**SET PROBLEM**.
Count each line in which the word "installed" appears. Reply with the total and nothing more.

□ □ □ □ □

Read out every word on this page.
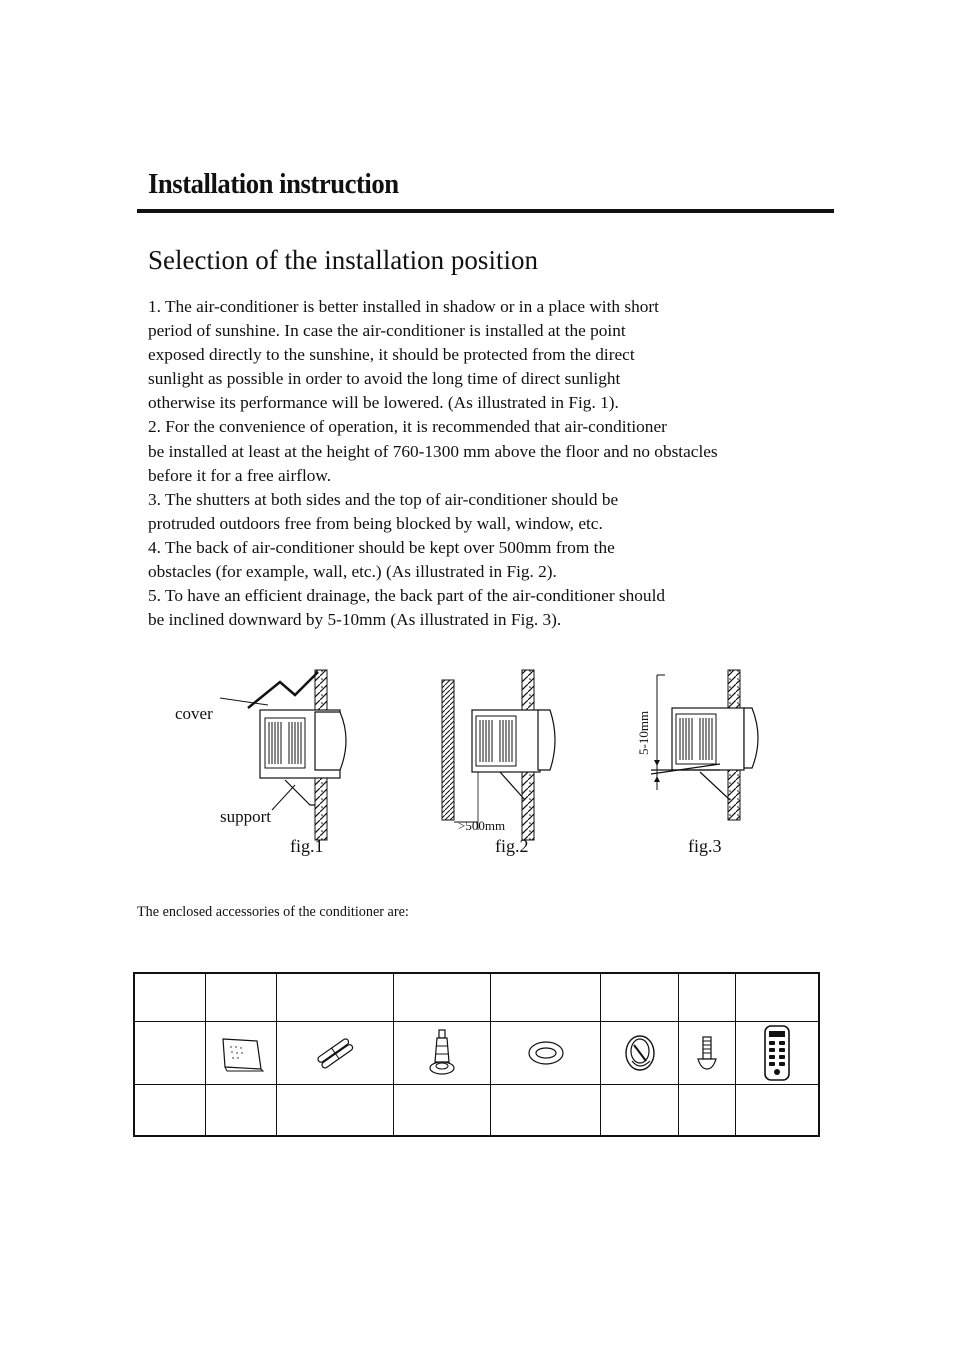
Installation instruction
Selection of the installation position

1. The air-conditioner is better installed in shadow or in a place with short

period of sunshine. In case the air-conditioner is installed at the point

exposed directly to the sunshine, it should be protected from the direct

sunlight as possible in order to avoid the long time of direct sunlight

otherwise its performance will be lowered. (As illustrated in Fig. 1).

2. For the convenience of operation, it is recommended that air-conditioner

be installed at least at the height of 760-1300 mm above the floor and no obstacles

before it for a free airflow.

3. The shutters at both sides and the top of air-conditioner should be

protruded outdoors free from being blocked by wall, window, etc.

4. The back of air-conditioner should be kept over 500mm from the

obstacles (for example, wall, etc.) (As illustrated in Fig. 2).

5. To have an efficient drainage, the back part of the air-conditioner should

be inclined downward by 5-10mm (As illustrated in Fig. 3).

cover
support	>500mm
5-10mm
fig.1	fig.2	fig.3
The enclosed accessories of the conditioner are:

□ □ □ □ □

**SOLUTION FOR THIS PROBLEM**.
3